**MATERIAL SHOWN:**

::::::

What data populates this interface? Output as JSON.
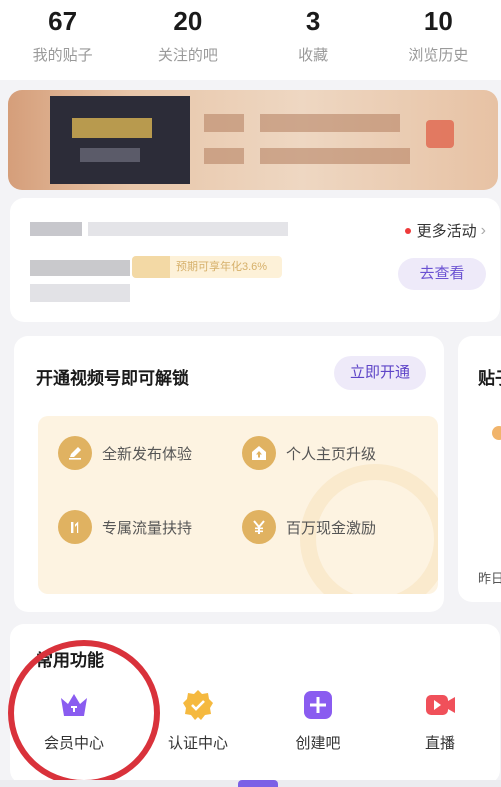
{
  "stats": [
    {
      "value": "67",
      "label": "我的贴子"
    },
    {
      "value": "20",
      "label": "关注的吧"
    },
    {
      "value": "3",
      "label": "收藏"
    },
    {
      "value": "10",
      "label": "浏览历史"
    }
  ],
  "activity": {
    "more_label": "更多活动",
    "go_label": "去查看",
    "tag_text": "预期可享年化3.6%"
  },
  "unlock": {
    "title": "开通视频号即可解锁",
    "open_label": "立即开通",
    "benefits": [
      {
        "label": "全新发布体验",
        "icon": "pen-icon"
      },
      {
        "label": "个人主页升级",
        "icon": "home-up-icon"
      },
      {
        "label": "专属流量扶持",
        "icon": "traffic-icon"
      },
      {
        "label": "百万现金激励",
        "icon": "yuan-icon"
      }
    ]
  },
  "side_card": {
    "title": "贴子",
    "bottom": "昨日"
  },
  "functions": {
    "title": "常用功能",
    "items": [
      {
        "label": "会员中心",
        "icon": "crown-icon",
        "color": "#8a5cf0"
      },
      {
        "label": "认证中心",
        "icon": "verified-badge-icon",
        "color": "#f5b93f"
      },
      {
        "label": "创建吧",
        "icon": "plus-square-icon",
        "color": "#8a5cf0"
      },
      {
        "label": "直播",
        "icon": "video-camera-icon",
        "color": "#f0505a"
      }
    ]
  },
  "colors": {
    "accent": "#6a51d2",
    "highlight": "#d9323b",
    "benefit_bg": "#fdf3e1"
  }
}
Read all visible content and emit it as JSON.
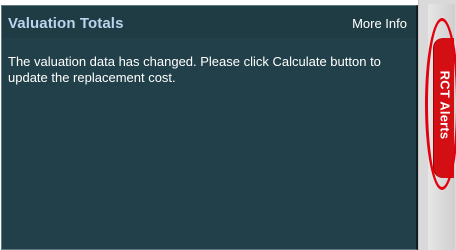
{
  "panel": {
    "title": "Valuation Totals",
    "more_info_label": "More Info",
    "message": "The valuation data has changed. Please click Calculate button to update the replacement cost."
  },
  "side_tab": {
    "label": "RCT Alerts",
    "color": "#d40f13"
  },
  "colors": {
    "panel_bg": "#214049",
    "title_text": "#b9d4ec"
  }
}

::::::

**TO DO:** Keep the pictures out of the copy and write out the data exactly as it stands.

**TASK ANSWER:**
What data populates this interface? Output as JSON.
{
  "stats": [
    {
      "value": "67",
      "label": "我的贴子"
    },
    {
      "value": "20",
      "label": "关注的吧"
    },
    {
      "value": "3",
      "label": "收藏"
    },
    {
      "value": "10",
      "label": "浏览历史"
    }
  ],
  "activity": {
    "more_label": "更多活动",
    "go_label": "去查看",
    "tag_text": "预期可享年化3.6%"
  },
  "unlock": {
    "title": "开通视频号即可解锁",
    "open_label": "立即开通",
    "benefits": [
      {
        "label": "全新发布体验",
        "icon": "pen-icon"
      },
      {
        "label": "个人主页升级",
        "icon": "home-up-icon"
      },
      {
        "label": "专属流量扶持",
        "icon": "traffic-icon"
      },
      {
        "label": "百万现金激励",
        "icon": "yuan-icon"
      }
    ]
  },
  "side_card": {
    "title": "贴子",
    "bottom": "昨日"
  },
  "functions": {
    "title": "常用功能",
    "items": [
      {
        "label": "会员中心",
        "icon": "crown-icon",
        "color": "#8a5cf0"
      },
      {
        "label": "认证中心",
        "icon": "verified-badge-icon",
        "color": "#f5b93f"
      },
      {
        "label": "创建吧",
        "icon": "plus-square-icon",
        "color": "#8a5cf0"
      },
      {
        "label": "直播",
        "icon": "video-camera-icon",
        "color": "#f0505a"
      }
    ]
  },
  "colors": {
    "accent": "#6a51d2",
    "highlight": "#d9323b",
    "benefit_bg": "#fdf3e1"
  }
}
Read all visible content and emit it as JSON.
{
  "panel": {
    "title": "Valuation Totals",
    "more_info_label": "More Info",
    "message": "The valuation data has changed. Please click Calculate button to update the replacement cost."
  },
  "side_tab": {
    "label": "RCT Alerts",
    "color": "#d40f13"
  },
  "colors": {
    "panel_bg": "#214049",
    "title_text": "#b9d4ec"
  }
}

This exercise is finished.